══ DATA

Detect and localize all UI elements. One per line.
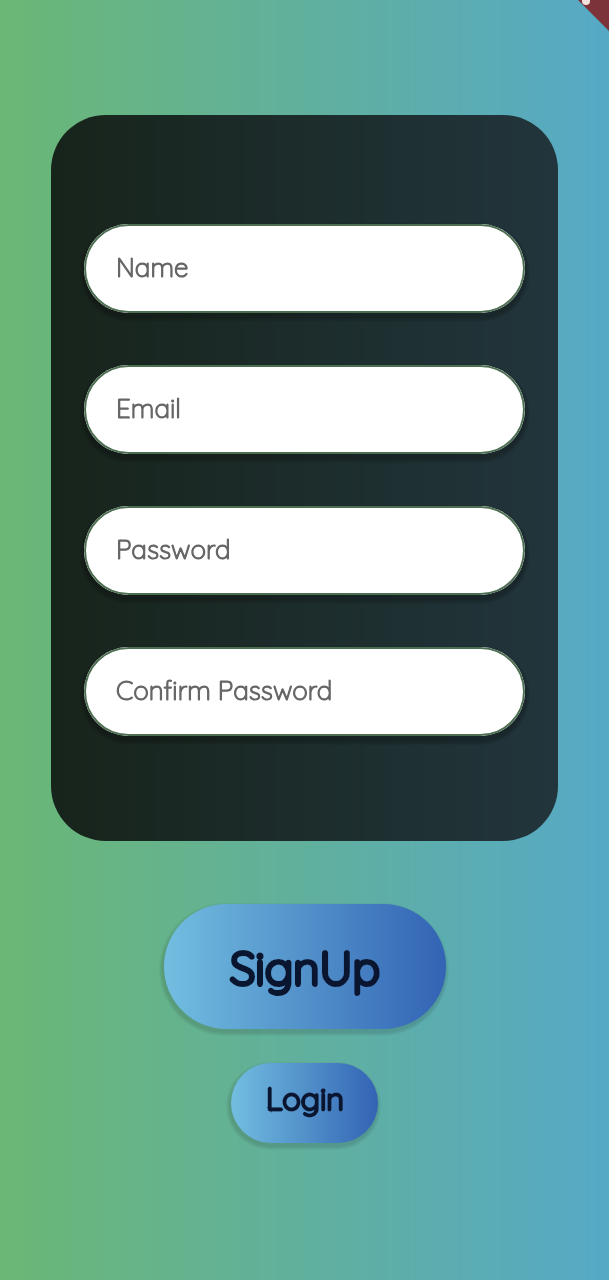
button[interactable]: Login [231, 1063, 378, 1143]
staticText: Email [116, 392, 181, 425]
staticText: Confirm Password [116, 674, 333, 707]
staticText: SignUp [230, 939, 381, 997]
staticText: Name [116, 251, 189, 284]
staticText: SignUp [230, 939, 381, 997]
staticText: Password [116, 533, 231, 566]
staticText: Email [116, 392, 181, 425]
staticText: Name [116, 251, 189, 284]
button[interactable]: SignUp [164, 904, 446, 1029]
staticText: Login [266, 1079, 344, 1118]
button[interactable]: Name [84, 224, 525, 313]
staticText: Confirm Password [116, 674, 333, 707]
staticText: Login [266, 1079, 344, 1118]
button[interactable]: Email [84, 365, 525, 454]
button[interactable]: Confirm Password [84, 647, 525, 736]
button[interactable]: Password [84, 506, 525, 595]
staticText: Password [116, 533, 231, 566]
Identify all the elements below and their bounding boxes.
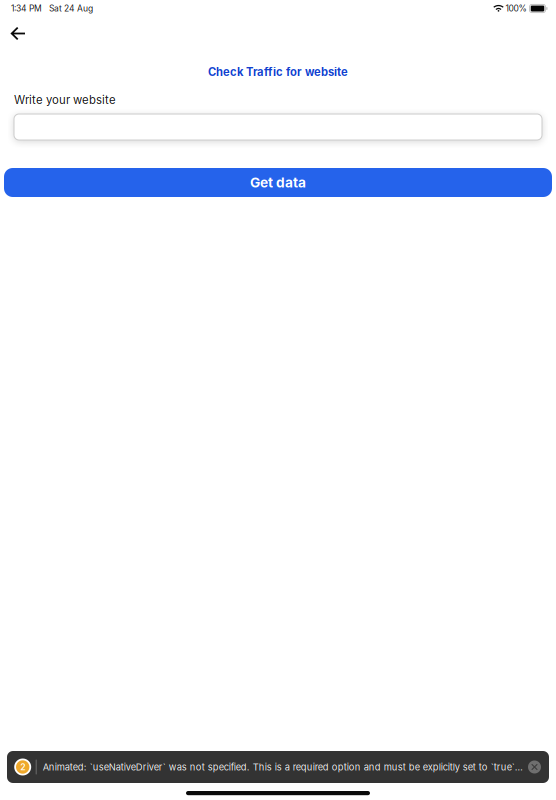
staticText: Animated: `useNativeDriver` was not spec… xyxy=(43,761,523,773)
button[interactable]: Website address field xyxy=(14,114,542,140)
staticText: 100% xyxy=(506,3,526,14)
button[interactable]: Back xyxy=(0,18,36,48)
button[interactable]: Get data xyxy=(4,168,552,197)
staticText: Check Traffic for website xyxy=(208,65,348,79)
staticText: 2 xyxy=(20,762,25,772)
staticText: Write your website xyxy=(14,93,116,107)
staticText: Sat 24 Aug xyxy=(49,3,93,14)
staticText: 1:34 PM xyxy=(11,3,42,14)
button[interactable]: Dismiss warning xyxy=(528,760,541,774)
staticText: Get data xyxy=(250,174,306,191)
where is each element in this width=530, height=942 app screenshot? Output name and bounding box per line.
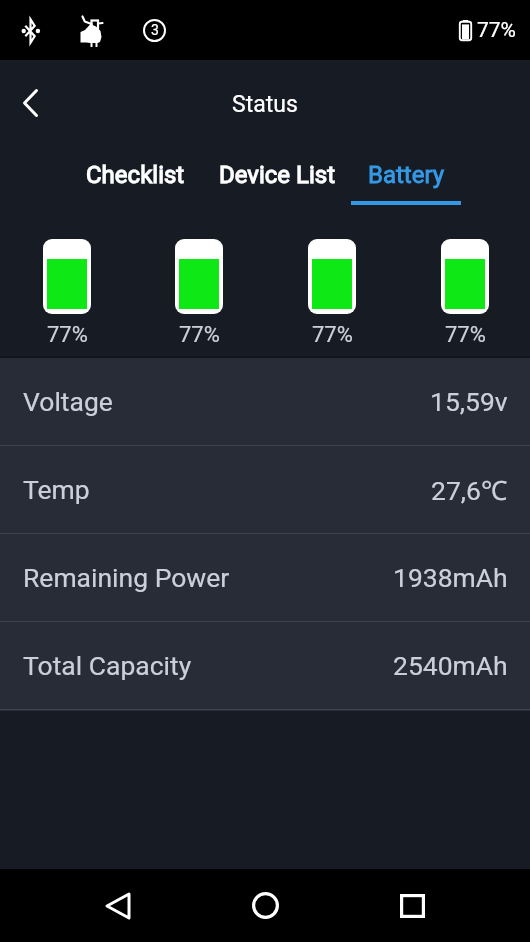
button[interactable]: Remaining Power [0,534,530,621]
button[interactable]: Device List [209,145,345,205]
button[interactable]: Checklist [80,145,190,205]
button[interactable]: Back [6,79,54,127]
button[interactable]: Home [235,869,295,942]
staticText: 15,59v [430,386,508,417]
staticText: 77% [47,322,88,348]
button[interactable]: Total Capacity [0,622,530,709]
staticText: Status [232,91,298,118]
staticText: 77% [179,322,220,348]
staticText: 77% [477,18,516,43]
button[interactable]: Recents [382,869,442,942]
staticText: Temp [23,474,90,505]
staticText: Checklist [86,161,185,189]
staticText: Voltage [23,386,113,417]
staticText: Battery [368,161,445,189]
staticText: 1938mAh [393,562,508,593]
staticText: 2540mAh [393,650,508,681]
button[interactable]: Voltage [0,358,530,445]
button[interactable]: Back [88,869,148,942]
staticText: Device List [219,161,336,189]
button[interactable]: Temp [0,446,530,533]
staticText: 77% [312,322,353,348]
staticText: 27,6℃ [431,472,508,508]
staticText: Total Capacity [23,650,192,681]
staticText: 3 [151,22,159,38]
button[interactable]: Battery [351,145,462,205]
staticText: Remaining Power [23,562,230,593]
staticText: 77% [445,322,486,348]
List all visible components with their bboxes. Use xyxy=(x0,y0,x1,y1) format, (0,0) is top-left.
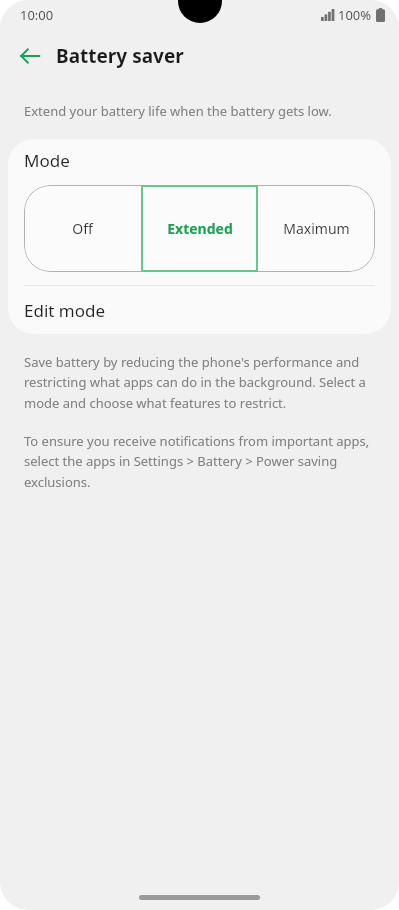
staticText: Off xyxy=(72,219,93,238)
button[interactable]: Off xyxy=(24,185,141,272)
staticText: 100% xyxy=(338,6,372,24)
staticText: To ensure you receive notifications from… xyxy=(24,432,373,491)
staticText: Battery saver xyxy=(56,43,184,69)
staticText: Extend your battery life when the batter… xyxy=(24,102,332,120)
button[interactable]: Edit mode xyxy=(8,286,391,334)
staticText: Extended xyxy=(167,219,233,238)
button[interactable]: Extended xyxy=(141,185,258,272)
staticText: Maximum xyxy=(283,219,350,238)
button[interactable]: Back xyxy=(8,34,52,78)
staticText: Save battery by reducing the phone's per… xyxy=(24,353,379,412)
staticText: Edit mode xyxy=(24,299,106,322)
button[interactable]: Maximum xyxy=(258,185,375,272)
staticText: Mode xyxy=(24,149,70,172)
staticText: 10:00 xyxy=(20,6,54,24)
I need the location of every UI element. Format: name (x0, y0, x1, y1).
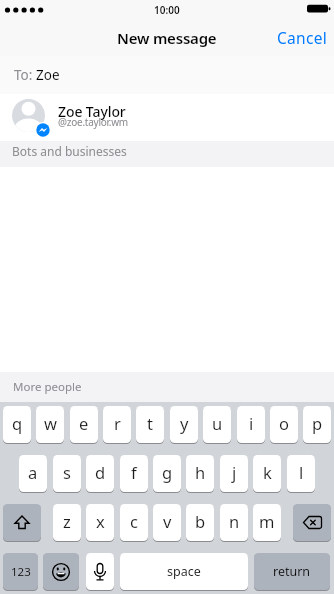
staticText: c (130, 510, 138, 532)
button[interactable]: m (253, 504, 281, 541)
staticText: i (249, 412, 254, 434)
staticText: g (162, 461, 173, 483)
button[interactable]: 123 (3, 553, 38, 590)
button[interactable]: y (170, 406, 198, 443)
button[interactable]: u (203, 406, 231, 443)
staticText: To: (14, 66, 33, 84)
staticText: m (259, 510, 275, 532)
button[interactable]: q (3, 406, 31, 443)
button[interactable]: d (86, 455, 114, 492)
staticText: Zoe (36, 66, 60, 84)
button[interactable]: t (136, 406, 164, 443)
staticText: q (12, 412, 23, 434)
button[interactable]: l (287, 455, 315, 492)
button[interactable]: r (103, 406, 131, 443)
staticText: 10:00 (154, 3, 180, 17)
button[interactable]: More people (0, 372, 334, 402)
staticText: o (279, 412, 289, 434)
button[interactable]: To: (0, 56, 334, 94)
staticText: u (212, 412, 223, 434)
staticText: a (28, 461, 38, 483)
staticText: Zoe Taylor (58, 102, 126, 121)
button[interactable]: z (53, 504, 81, 541)
button[interactable]: space (120, 553, 248, 590)
button[interactable]: p (303, 406, 331, 443)
staticText: p (312, 412, 323, 434)
staticText: f (131, 461, 137, 483)
staticText: y (180, 412, 189, 434)
staticText: e (79, 412, 89, 434)
button[interactable]: i (237, 406, 265, 443)
staticText: t (147, 412, 153, 434)
button[interactable]: v (153, 504, 181, 541)
staticText: j (232, 461, 237, 483)
button[interactable]: o (270, 406, 298, 443)
staticText: New message (117, 28, 217, 48)
button[interactable]: j (220, 455, 248, 492)
staticText: h (195, 461, 206, 483)
staticText: x (96, 510, 105, 532)
staticText: @zoe.taylor.wm (58, 115, 128, 129)
button[interactable]: k (253, 455, 281, 492)
button[interactable]: w (36, 406, 64, 443)
staticText: Bots and businesses (12, 143, 127, 159)
button[interactable]: a (19, 455, 47, 492)
button[interactable]: g (153, 455, 181, 492)
staticText: l (299, 461, 304, 483)
button[interactable] (0, 94, 334, 141)
staticText: b (195, 510, 206, 532)
button[interactable]: e (70, 406, 98, 443)
button[interactable]: c (120, 504, 148, 541)
button[interactable]: s (53, 455, 81, 492)
staticText: More people (13, 379, 82, 395)
button[interactable] (293, 504, 331, 541)
staticText: Cancel (277, 27, 328, 48)
button[interactable]: n (220, 504, 248, 541)
button[interactable] (86, 553, 114, 590)
button[interactable]: b (186, 504, 214, 541)
staticText: n (229, 510, 240, 532)
staticText: w (44, 412, 57, 434)
staticText: d (95, 461, 106, 483)
button[interactable] (43, 553, 79, 590)
staticText: 123 (11, 564, 31, 580)
staticText: k (263, 461, 272, 483)
button[interactable]: f (120, 455, 148, 492)
button[interactable]: h (186, 455, 214, 492)
staticText: return (273, 563, 311, 580)
staticText: space (167, 563, 201, 580)
staticText: s (63, 461, 71, 483)
staticText: v (163, 510, 172, 532)
staticText: r (114, 412, 121, 434)
button[interactable]: x (86, 504, 114, 541)
button[interactable]: Cancel (258, 22, 328, 53)
staticText: z (63, 510, 71, 532)
button[interactable]: return (254, 553, 330, 590)
button[interactable] (3, 504, 41, 541)
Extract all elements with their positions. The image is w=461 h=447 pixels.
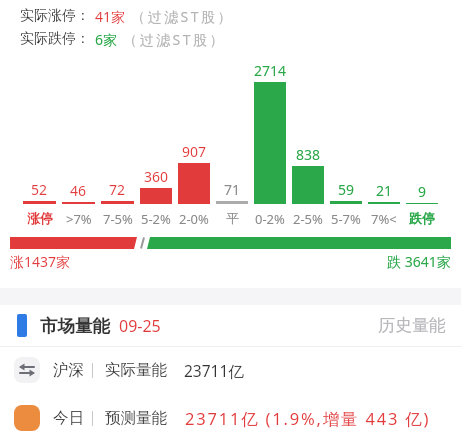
button[interactable]: 市场量能 [17,305,446,346]
staticText: 实际跌停： [20,30,90,48]
staticText: （过滤ST股） [123,30,226,49]
button[interactable] [10,237,451,249]
staticText: 5-2% [141,210,171,228]
button[interactable]: 59 [327,180,365,204]
staticText: 跌 3641家 [387,252,451,271]
staticText: （过滤ST股） [131,7,234,26]
staticText: 09-25 [119,315,161,337]
button[interactable]: 360 [137,167,175,204]
staticText: 市场量能 [40,315,110,337]
staticText: 平 [226,210,239,226]
staticText: 9 [418,182,427,201]
button[interactable]: 52 [20,180,59,204]
button[interactable]: 46 [59,181,98,204]
staticText: 预测量能 [105,408,167,428]
staticText: 838 [296,145,321,164]
button[interactable]: 实际跌停： [20,30,226,49]
staticText: 71 [224,180,241,199]
staticText: 72 [109,180,126,199]
button[interactable]: 今日 [14,393,461,443]
staticText: 2-5% [293,210,323,228]
staticText: 21 [376,181,393,200]
staticText: 23711亿 (1.9%,增量 443 亿) [185,407,431,430]
button[interactable]: 838 [289,145,327,204]
staticText: 0-2% [255,210,285,228]
staticText: 907 [182,142,207,161]
staticText: 沪深 [53,360,84,380]
staticText: 23711亿 [184,360,244,381]
staticText: 46 [70,181,87,200]
staticText: 7%< [371,210,397,228]
staticText: 2-0% [179,210,209,228]
button[interactable]: 72 [98,180,137,204]
button[interactable]: 21 [365,181,403,204]
staticText: 今日 [53,408,84,428]
button[interactable]: 71 [213,180,251,204]
button[interactable]: 沪深 [14,347,461,393]
staticText: 涨停 [27,210,53,226]
staticText: 59 [338,180,355,199]
staticText: 实际涨停： [20,7,90,25]
staticText: >7% [66,210,92,228]
staticText: 5-7% [331,210,361,228]
staticText: 历史量能 [378,315,446,336]
staticText: 实际量能 [105,360,167,380]
staticText: 52 [31,180,48,199]
staticText: 360 [144,167,169,186]
staticText: 2714 [254,61,287,80]
button[interactable]: 2714 [251,61,289,204]
staticText: 7-5% [103,210,133,228]
button[interactable]: 9 [403,182,441,204]
staticText: 41家 [95,7,126,26]
button[interactable]: 907 [175,142,213,204]
staticText: 涨1437家 [10,252,71,271]
staticText: 跌停 [409,210,435,226]
button[interactable]: 实际涨停： [20,7,234,26]
staticText: 6家 [95,30,118,49]
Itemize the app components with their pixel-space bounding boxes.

════

* EXERCISE REQUIREMENTS *
Reproduce only the lines of the material from the one containing "button[interactable]: 市场量能 [17,305,446,346]" up to and including the one containing "staticText: 跌 3641家 [387,252,451,271]", changing "staticText" to "label" and leaving everything else the same.

* EXERCISE RESPONSE *
button[interactable]: 市场量能 [17,305,446,346]
label: 实际跌停： [20,30,90,48]
label: （过滤ST股） [123,30,226,49]
button[interactable] [10,237,451,249]
label: 5-2% [141,210,171,228]
button[interactable]: 59 [327,180,365,204]
label: 跌 3641家 [387,252,451,271]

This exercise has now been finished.